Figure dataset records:
□ □ □ □
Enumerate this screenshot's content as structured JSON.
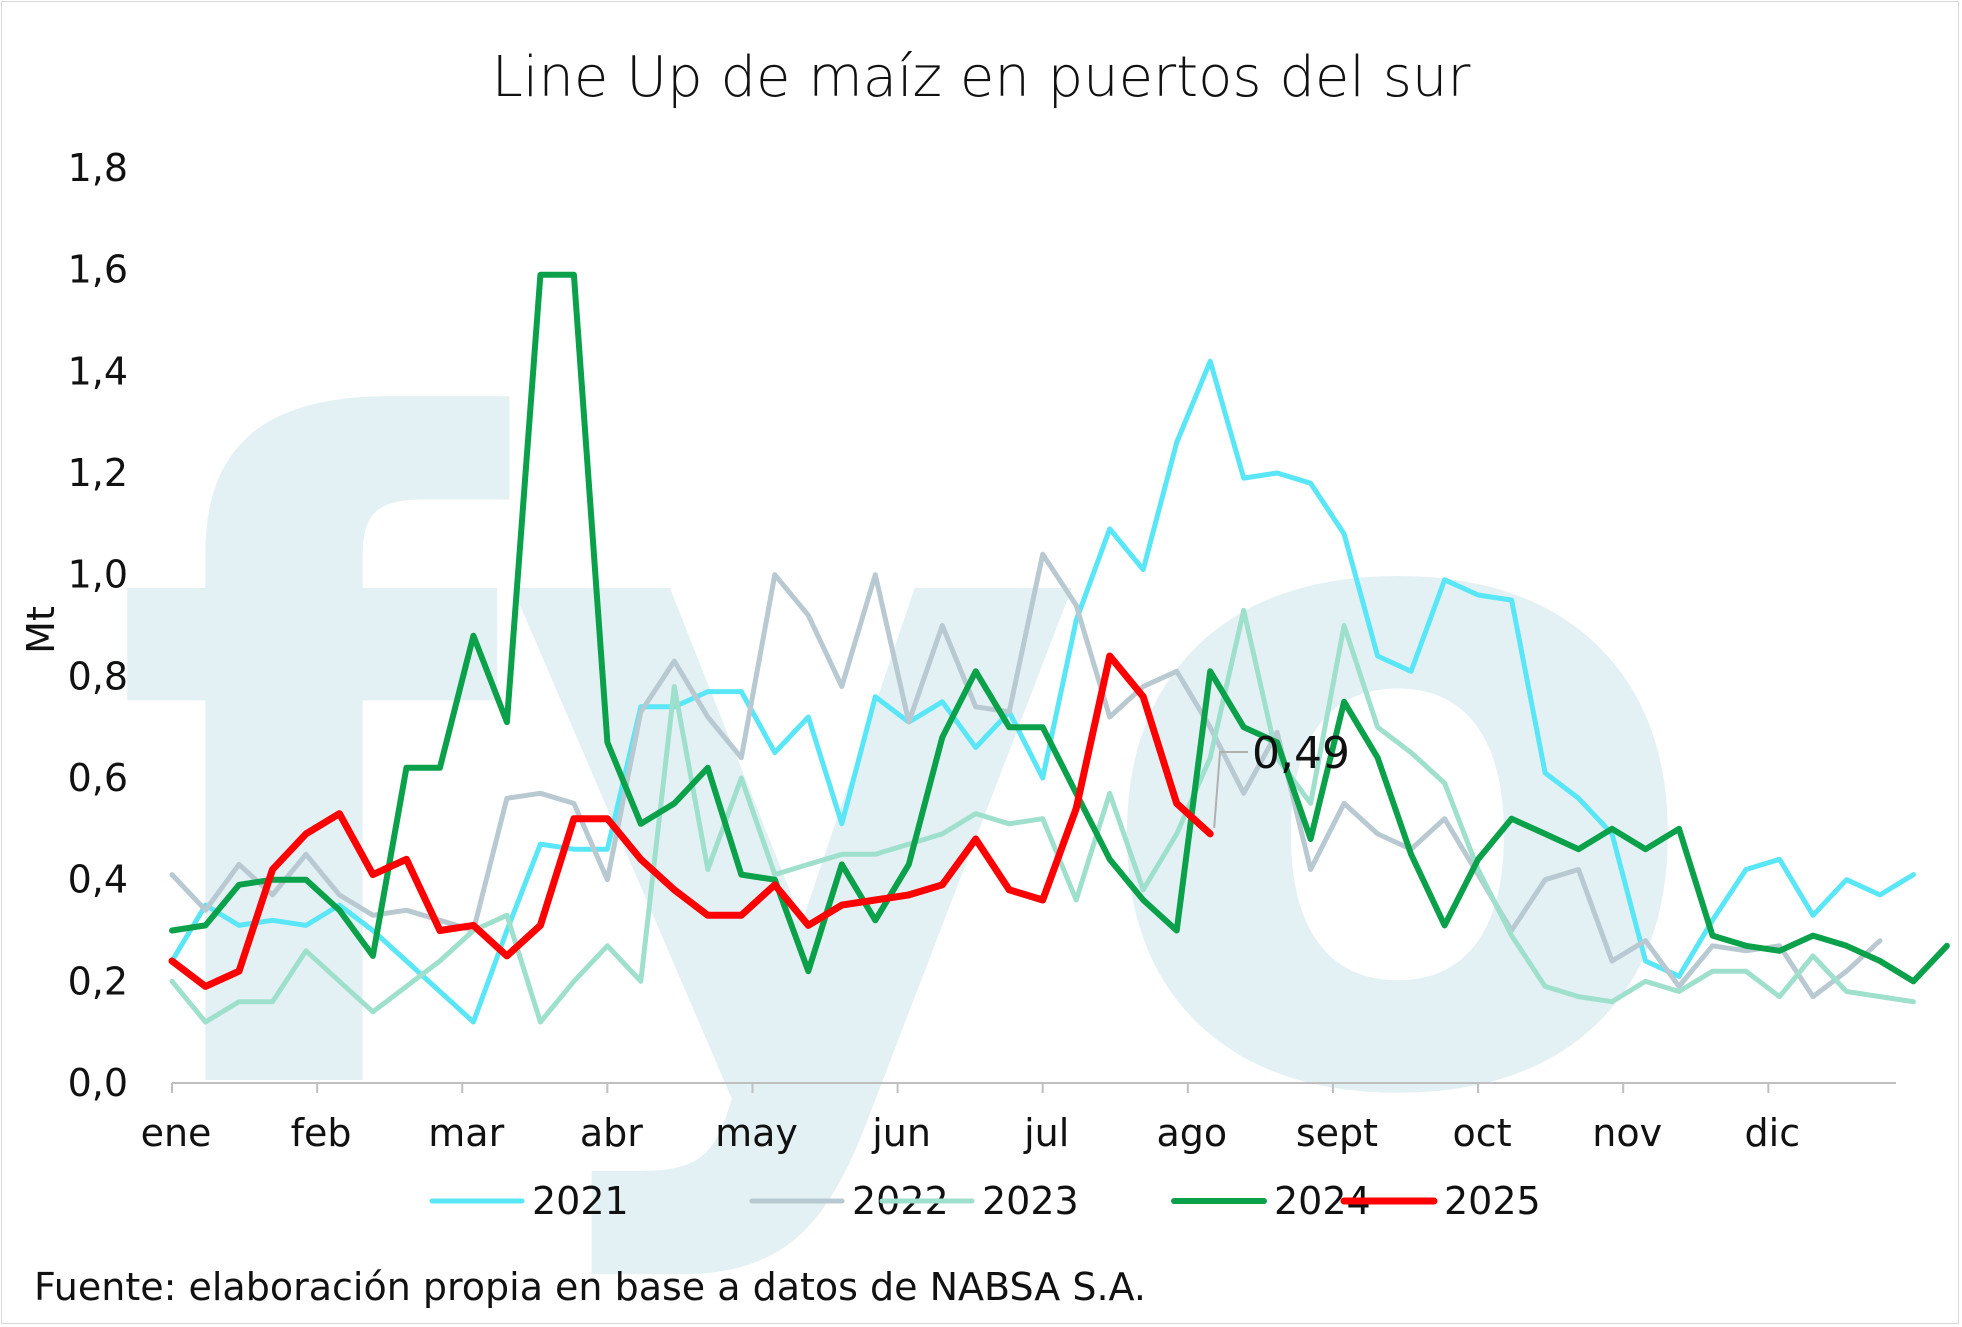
{
  "chart_data": {
    "type": "line",
    "title": "Line Up de maíz en puertos del sur",
    "ylabel": "Mt",
    "xlabel": "",
    "ylim": [
      0,
      1.8
    ],
    "yticks": [
      "0,0",
      "0,2",
      "0,4",
      "0,6",
      "0,8",
      "1,0",
      "1,2",
      "1,4",
      "1,6",
      "1,8"
    ],
    "months": [
      "ene",
      "feb",
      "mar",
      "abr",
      "may",
      "jun",
      "jul",
      "ago",
      "sept",
      "oct",
      "nov",
      "dic"
    ],
    "weeks_per_year": 52,
    "legend_position": "bottom",
    "grid": false,
    "watermark": "fyo",
    "source": "Fuente: elaboración propia en base a datos de NABSA S.A.",
    "annotation": {
      "text": "0,49",
      "series": "2025",
      "week": 36
    },
    "series": [
      {
        "name": "2021",
        "color": "#59e6f6",
        "width": 5,
        "values": [
          0.24,
          0.35,
          0.31,
          0.32,
          0.31,
          0.35,
          0.3,
          0.24,
          0.18,
          0.12,
          0.3,
          0.47,
          0.46,
          0.46,
          0.74,
          0.74,
          0.77,
          0.77,
          0.65,
          0.72,
          0.51,
          0.76,
          0.71,
          0.75,
          0.66,
          0.73,
          0.6,
          0.91,
          1.09,
          1.01,
          1.26,
          1.42,
          1.19,
          1.2,
          1.18,
          1.08,
          0.84,
          0.81,
          0.99,
          0.96,
          0.95,
          0.61,
          0.56,
          0.49,
          0.24,
          0.21,
          0.32,
          0.42,
          0.44,
          0.33,
          0.4,
          0.37,
          0.41
        ]
      },
      {
        "name": "2022",
        "color": "#b8c9d1",
        "width": 5,
        "values": [
          0.41,
          0.34,
          0.43,
          0.37,
          0.45,
          0.37,
          0.33,
          0.34,
          0.32,
          0.3,
          0.56,
          0.57,
          0.55,
          0.4,
          0.73,
          0.83,
          0.72,
          0.64,
          1.0,
          0.92,
          0.78,
          1.0,
          0.71,
          0.9,
          0.74,
          0.73,
          1.04,
          0.94,
          0.72,
          0.78,
          0.81,
          0.7,
          0.57,
          0.69,
          0.42,
          0.55,
          0.49,
          0.46,
          0.52,
          0.41,
          0.3,
          0.4,
          0.42,
          0.24,
          0.28,
          0.19,
          0.27,
          0.26,
          0.27,
          0.17,
          0.22,
          0.28
        ]
      },
      {
        "name": "2023",
        "color": "#9fe0cd",
        "width": 5,
        "values": [
          0.2,
          0.12,
          0.16,
          0.16,
          0.26,
          0.2,
          0.14,
          0.19,
          0.24,
          0.3,
          0.33,
          0.12,
          0.2,
          0.27,
          0.2,
          0.78,
          0.42,
          0.6,
          0.41,
          0.43,
          0.45,
          0.45,
          0.47,
          0.49,
          0.53,
          0.51,
          0.52,
          0.36,
          0.57,
          0.38,
          0.49,
          0.64,
          0.93,
          0.64,
          0.55,
          0.9,
          0.7,
          0.65,
          0.59,
          0.42,
          0.29,
          0.19,
          0.17,
          0.16,
          0.2,
          0.18,
          0.22,
          0.22,
          0.17,
          0.25,
          0.18,
          0.17,
          0.16
        ]
      },
      {
        "name": "2024",
        "color": "#0aa14a",
        "width": 6,
        "values": [
          0.3,
          0.31,
          0.39,
          0.4,
          0.4,
          0.34,
          0.25,
          0.62,
          0.62,
          0.88,
          0.71,
          1.59,
          1.59,
          0.67,
          0.51,
          0.55,
          0.62,
          0.41,
          0.4,
          0.22,
          0.43,
          0.32,
          0.43,
          0.68,
          0.81,
          0.7,
          0.7,
          0.57,
          0.44,
          0.36,
          0.3,
          0.81,
          0.7,
          0.67,
          0.48,
          0.75,
          0.64,
          0.45,
          0.31,
          0.44,
          0.52,
          0.49,
          0.46,
          0.5,
          0.46,
          0.5,
          0.29,
          0.27,
          0.26,
          0.29,
          0.27,
          0.24,
          0.2,
          0.27
        ]
      },
      {
        "name": "2025",
        "color": "#ff0000",
        "width": 7,
        "values": [
          0.24,
          0.19,
          0.22,
          0.42,
          0.49,
          0.53,
          0.41,
          0.44,
          0.3,
          0.31,
          0.25,
          0.31,
          0.52,
          0.52,
          0.44,
          0.38,
          0.33,
          0.33,
          0.39,
          0.31,
          0.35,
          0.36,
          0.37,
          0.39,
          0.48,
          0.38,
          0.36,
          0.54,
          0.84,
          0.76,
          0.55,
          0.49
        ]
      }
    ]
  }
}
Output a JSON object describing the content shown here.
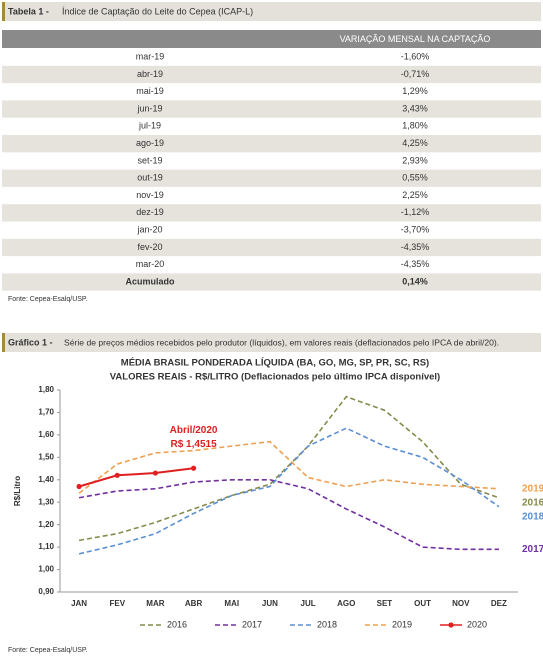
□ □ □ □
Count how many lines of the data include the word "name". Your reply should be that number alone.

5